GIVEN RECORDS
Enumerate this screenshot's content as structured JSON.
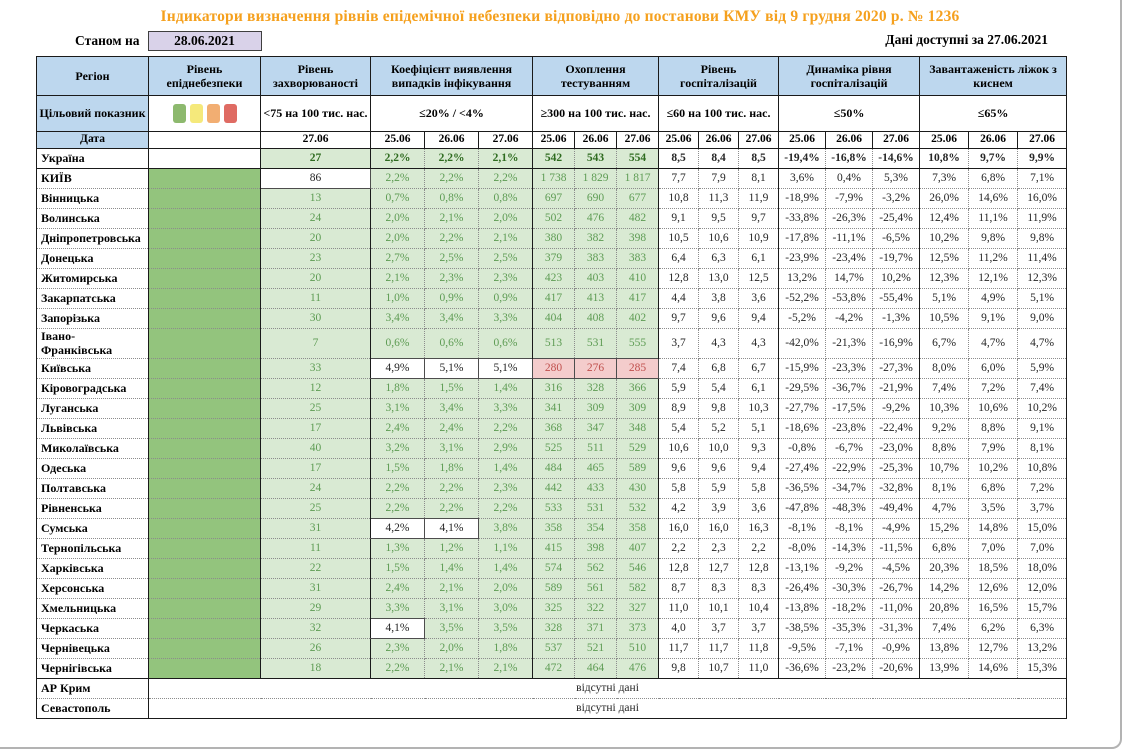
{
  "title": "Індикатори визначення рівнів епідемічної небезпеки відповідно до постанови КМУ від 9 грудня 2020 р. № 1236",
  "as_of_label": "Станом на",
  "as_of_date": "28.06.2021",
  "available_label": "Дані доступні за",
  "available_date": "27.06.2021",
  "colors": {
    "title_orange": "#F5A01D",
    "header_blue": "#BDD7EE",
    "epi_green": "#93C47D",
    "cell_light_green": "#D9EAD3",
    "green_text": "#5E9C54",
    "alert_pink": "#F4CCCC",
    "alert_red_text": "#C0504D",
    "date_box_lavender": "#D9D2E9"
  },
  "table": {
    "col1": {
      "header": "Регіон",
      "target_label": "Цільовий показник",
      "date_label": "Дата"
    },
    "no_data_text": "відсутні дані",
    "legend": [
      {
        "name": "green",
        "color": "#8DB96E"
      },
      {
        "name": "yellow",
        "color": "#F5E97B"
      },
      {
        "name": "orange",
        "color": "#F2AE72"
      },
      {
        "name": "red",
        "color": "#DF6B63"
      }
    ],
    "groups": [
      {
        "key": "epi",
        "label": "Рівень епіднебезпеки",
        "target": "",
        "span": 1,
        "dates": []
      },
      {
        "key": "inc",
        "label": "Рівень захворюваності",
        "target": "<75 на 100 тис. нас.",
        "span": 1,
        "dates": [
          "27.06"
        ]
      },
      {
        "key": "det",
        "label": "Коефіцієнт виявлення випадків інфікування",
        "target": "≤20% / <4%",
        "span": 3,
        "dates": [
          "25.06",
          "26.06",
          "27.06"
        ]
      },
      {
        "key": "test",
        "label": "Охоплення тестуванням",
        "target": "≥300 на 100 тис. нас.",
        "span": 3,
        "dates": [
          "25.06",
          "26.06",
          "27.06"
        ]
      },
      {
        "key": "hosp",
        "label": "Рівень госпіталізацій",
        "target": "≤60 на 100 тис. нас.",
        "span": 3,
        "dates": [
          "25.06",
          "26.06",
          "27.06"
        ]
      },
      {
        "key": "dyn",
        "label": "Динаміка рівня госпіталізацій",
        "target": "≤50%",
        "span": 3,
        "dates": [
          "25.06",
          "26.06",
          "27.06"
        ]
      },
      {
        "key": "load",
        "label": "Завантаженість ліжок з киснем",
        "target": "≤65%",
        "span": 3,
        "dates": [
          "25.06",
          "26.06",
          "27.06"
        ]
      }
    ],
    "rows": [
      {
        "region": "Україна",
        "total": true,
        "epi": "white",
        "inc": "27",
        "det": [
          "2,2%",
          "2,2%",
          "2,1%"
        ],
        "test": [
          "542",
          "543",
          "554"
        ],
        "hosp": [
          "8,5",
          "8,4",
          "8,5"
        ],
        "dyn": [
          "-19,4%",
          "-16,8%",
          "-14,6%"
        ],
        "load": [
          "10,8%",
          "9,7%",
          "9,9%"
        ]
      },
      {
        "region": "КИЇВ",
        "inc": "86",
        "inc_white": true,
        "det": [
          "2,2%",
          "2,2%",
          "2,2%"
        ],
        "test": [
          "1 738",
          "1 829",
          "1 817"
        ],
        "hosp": [
          "7,7",
          "7,9",
          "8,1"
        ],
        "dyn": [
          "3,6%",
          "0,4%",
          "5,3%"
        ],
        "load": [
          "7,3%",
          "6,8%",
          "7,1%"
        ]
      },
      {
        "region": "Вінницька",
        "inc": "13",
        "det": [
          "0,7%",
          "0,8%",
          "0,8%"
        ],
        "test": [
          "697",
          "690",
          "677"
        ],
        "hosp": [
          "10,8",
          "11,3",
          "11,9"
        ],
        "dyn": [
          "-18,9%",
          "-7,9%",
          "-3,2%"
        ],
        "load": [
          "26,0%",
          "14,6%",
          "16,0%"
        ]
      },
      {
        "region": "Волинська",
        "inc": "24",
        "det": [
          "2,0%",
          "2,1%",
          "2,0%"
        ],
        "test": [
          "502",
          "476",
          "482"
        ],
        "hosp": [
          "9,1",
          "9,5",
          "9,7"
        ],
        "dyn": [
          "-33,8%",
          "-26,3%",
          "-25,4%"
        ],
        "load": [
          "12,4%",
          "11,1%",
          "11,9%"
        ]
      },
      {
        "region": "Дніпропетровська",
        "inc": "20",
        "det": [
          "2,0%",
          "2,2%",
          "2,1%"
        ],
        "test": [
          "380",
          "382",
          "398"
        ],
        "hosp": [
          "10,5",
          "10,6",
          "10,9"
        ],
        "dyn": [
          "-17,8%",
          "-11,1%",
          "-6,5%"
        ],
        "load": [
          "10,2%",
          "9,8%",
          "9,8%"
        ]
      },
      {
        "region": "Донецька",
        "inc": "23",
        "det": [
          "2,7%",
          "2,5%",
          "2,5%"
        ],
        "test": [
          "379",
          "383",
          "383"
        ],
        "hosp": [
          "6,4",
          "6,3",
          "6,1"
        ],
        "dyn": [
          "-23,9%",
          "-23,4%",
          "-19,7%"
        ],
        "load": [
          "12,5%",
          "11,2%",
          "11,4%"
        ]
      },
      {
        "region": "Житомирська",
        "inc": "20",
        "det": [
          "2,1%",
          "2,3%",
          "2,3%"
        ],
        "test": [
          "423",
          "403",
          "410"
        ],
        "hosp": [
          "12,8",
          "13,0",
          "12,5"
        ],
        "dyn": [
          "13,2%",
          "14,7%",
          "10,2%"
        ],
        "load": [
          "12,3%",
          "12,1%",
          "12,3%"
        ]
      },
      {
        "region": "Закарпатська",
        "inc": "11",
        "det": [
          "1,0%",
          "0,9%",
          "0,9%"
        ],
        "test": [
          "417",
          "413",
          "417"
        ],
        "hosp": [
          "4,4",
          "3,8",
          "3,6"
        ],
        "dyn": [
          "-52,2%",
          "-53,8%",
          "-55,4%"
        ],
        "load": [
          "5,1%",
          "4,9%",
          "5,1%"
        ]
      },
      {
        "region": "Запорізька",
        "inc": "30",
        "det": [
          "3,4%",
          "3,4%",
          "3,3%"
        ],
        "test": [
          "404",
          "408",
          "402"
        ],
        "hosp": [
          "9,7",
          "9,6",
          "9,4"
        ],
        "dyn": [
          "-5,2%",
          "-4,2%",
          "-1,3%"
        ],
        "load": [
          "10,5%",
          "9,1%",
          "9,0%"
        ]
      },
      {
        "region": "Івано-\nФранківська",
        "inc": "7",
        "det": [
          "0,6%",
          "0,6%",
          "0,6%"
        ],
        "test": [
          "513",
          "531",
          "555"
        ],
        "hosp": [
          "3,7",
          "4,3",
          "4,3"
        ],
        "dyn": [
          "-42,0%",
          "-21,3%",
          "-16,9%"
        ],
        "load": [
          "6,7%",
          "4,7%",
          "4,7%"
        ]
      },
      {
        "region": "Київська",
        "inc": "33",
        "det": [
          "4,9%",
          "5,1%",
          "5,1%"
        ],
        "det_white": [
          0,
          1,
          2
        ],
        "test": [
          "280",
          "276",
          "285"
        ],
        "test_pink": [
          0,
          1,
          2
        ],
        "hosp": [
          "7,4",
          "6,8",
          "6,7"
        ],
        "dyn": [
          "-15,9%",
          "-23,3%",
          "-27,3%"
        ],
        "load": [
          "8,0%",
          "6,0%",
          "5,9%"
        ]
      },
      {
        "region": "Кіровоградська",
        "inc": "12",
        "det": [
          "1,8%",
          "1,5%",
          "1,4%"
        ],
        "test": [
          "316",
          "328",
          "366"
        ],
        "hosp": [
          "5,9",
          "5,4",
          "6,1"
        ],
        "dyn": [
          "-29,5%",
          "-36,7%",
          "-21,9%"
        ],
        "load": [
          "7,4%",
          "7,2%",
          "7,4%"
        ]
      },
      {
        "region": "Луганська",
        "inc": "25",
        "det": [
          "3,1%",
          "3,4%",
          "3,3%"
        ],
        "test": [
          "341",
          "309",
          "309"
        ],
        "hosp": [
          "8,9",
          "9,8",
          "10,3"
        ],
        "dyn": [
          "-27,7%",
          "-17,5%",
          "-9,2%"
        ],
        "load": [
          "10,3%",
          "10,6%",
          "10,2%"
        ]
      },
      {
        "region": "Львівська",
        "inc": "17",
        "det": [
          "2,4%",
          "2,4%",
          "2,2%"
        ],
        "test": [
          "368",
          "347",
          "348"
        ],
        "hosp": [
          "5,4",
          "5,2",
          "5,1"
        ],
        "dyn": [
          "-18,6%",
          "-23,8%",
          "-22,4%"
        ],
        "load": [
          "9,2%",
          "8,8%",
          "9,1%"
        ]
      },
      {
        "region": "Миколаївська",
        "inc": "40",
        "det": [
          "3,2%",
          "3,1%",
          "2,9%"
        ],
        "test": [
          "525",
          "511",
          "529"
        ],
        "hosp": [
          "10,6",
          "10,0",
          "9,3"
        ],
        "dyn": [
          "-0,8%",
          "-6,7%",
          "-23,0%"
        ],
        "load": [
          "8,8%",
          "7,9%",
          "8,1%"
        ]
      },
      {
        "region": "Одеська",
        "inc": "17",
        "det": [
          "1,5%",
          "1,8%",
          "1,4%"
        ],
        "test": [
          "484",
          "465",
          "589"
        ],
        "hosp": [
          "9,6",
          "9,6",
          "9,4"
        ],
        "dyn": [
          "-27,4%",
          "-22,9%",
          "-25,3%"
        ],
        "load": [
          "10,7%",
          "10,2%",
          "10,8%"
        ]
      },
      {
        "region": "Полтавська",
        "inc": "24",
        "det": [
          "2,2%",
          "2,2%",
          "2,3%"
        ],
        "test": [
          "442",
          "433",
          "430"
        ],
        "hosp": [
          "5,8",
          "5,9",
          "5,8"
        ],
        "dyn": [
          "-36,5%",
          "-34,7%",
          "-32,8%"
        ],
        "load": [
          "8,1%",
          "6,8%",
          "7,2%"
        ]
      },
      {
        "region": "Рівненська",
        "inc": "25",
        "det": [
          "2,2%",
          "2,2%",
          "2,2%"
        ],
        "test": [
          "533",
          "531",
          "532"
        ],
        "hosp": [
          "4,2",
          "3,9",
          "3,6"
        ],
        "dyn": [
          "-47,8%",
          "-48,3%",
          "-49,4%"
        ],
        "load": [
          "4,7%",
          "3,5%",
          "3,7%"
        ]
      },
      {
        "region": "Сумська",
        "inc": "31",
        "det": [
          "4,2%",
          "4,1%",
          "3,8%"
        ],
        "det_white": [
          0,
          1
        ],
        "test": [
          "358",
          "354",
          "358"
        ],
        "hosp": [
          "16,0",
          "16,0",
          "16,3"
        ],
        "dyn": [
          "-8,1%",
          "-8,1%",
          "-4,9%"
        ],
        "load": [
          "15,2%",
          "14,8%",
          "15,0%"
        ]
      },
      {
        "region": "Тернопільська",
        "inc": "11",
        "det": [
          "1,3%",
          "1,2%",
          "1,1%"
        ],
        "test": [
          "415",
          "398",
          "407"
        ],
        "hosp": [
          "2,2",
          "2,3",
          "2,2"
        ],
        "dyn": [
          "-8,0%",
          "-14,3%",
          "-11,5%"
        ],
        "load": [
          "6,8%",
          "7,0%",
          "7,0%"
        ]
      },
      {
        "region": "Харківська",
        "inc": "22",
        "det": [
          "1,5%",
          "1,4%",
          "1,4%"
        ],
        "test": [
          "574",
          "562",
          "546"
        ],
        "hosp": [
          "12,8",
          "12,7",
          "12,8"
        ],
        "dyn": [
          "-13,1%",
          "-9,2%",
          "-4,5%"
        ],
        "load": [
          "20,3%",
          "18,5%",
          "18,0%"
        ]
      },
      {
        "region": "Херсонська",
        "inc": "31",
        "det": [
          "2,4%",
          "2,1%",
          "2,0%"
        ],
        "test": [
          "589",
          "561",
          "582"
        ],
        "hosp": [
          "8,7",
          "8,3",
          "8,3"
        ],
        "dyn": [
          "-26,4%",
          "-30,3%",
          "-26,7%"
        ],
        "load": [
          "14,2%",
          "12,6%",
          "12,0%"
        ]
      },
      {
        "region": "Хмельницька",
        "inc": "29",
        "det": [
          "3,3%",
          "3,1%",
          "3,0%"
        ],
        "test": [
          "325",
          "322",
          "327"
        ],
        "hosp": [
          "11,0",
          "10,1",
          "10,4"
        ],
        "dyn": [
          "-13,8%",
          "-18,2%",
          "-11,0%"
        ],
        "load": [
          "20,8%",
          "16,5%",
          "15,7%"
        ]
      },
      {
        "region": "Черкаська",
        "inc": "32",
        "det": [
          "4,1%",
          "3,5%",
          "3,5%"
        ],
        "det_white": [
          0
        ],
        "test": [
          "328",
          "371",
          "373"
        ],
        "hosp": [
          "4,0",
          "3,7",
          "3,7"
        ],
        "dyn": [
          "-38,5%",
          "-35,3%",
          "-31,3%"
        ],
        "load": [
          "7,4%",
          "6,2%",
          "6,3%"
        ]
      },
      {
        "region": "Чернівецька",
        "inc": "26",
        "det": [
          "2,3%",
          "2,0%",
          "1,8%"
        ],
        "test": [
          "537",
          "521",
          "510"
        ],
        "hosp": [
          "11,7",
          "11,7",
          "11,8"
        ],
        "dyn": [
          "-9,5%",
          "-7,1%",
          "-0,9%"
        ],
        "load": [
          "13,8%",
          "12,7%",
          "13,2%"
        ]
      },
      {
        "region": "Чернігівська",
        "inc": "18",
        "det": [
          "2,2%",
          "2,1%",
          "2,1%"
        ],
        "test": [
          "472",
          "464",
          "476"
        ],
        "hosp": [
          "9,8",
          "10,7",
          "11,0"
        ],
        "dyn": [
          "-36,6%",
          "-23,2%",
          "-20,6%"
        ],
        "load": [
          "13,9%",
          "14,6%",
          "15,3%"
        ]
      },
      {
        "region": "АР Крим",
        "no_data": true
      },
      {
        "region": "Севастополь",
        "no_data": true
      }
    ]
  }
}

DESCRIPTION OF THE TASK
Isolate each line of the listing above that includes "true". Copy it.

COMPLETED EXERCISE
        "total": true,
        "inc_white": true,
        "no_data": true
        "no_data": true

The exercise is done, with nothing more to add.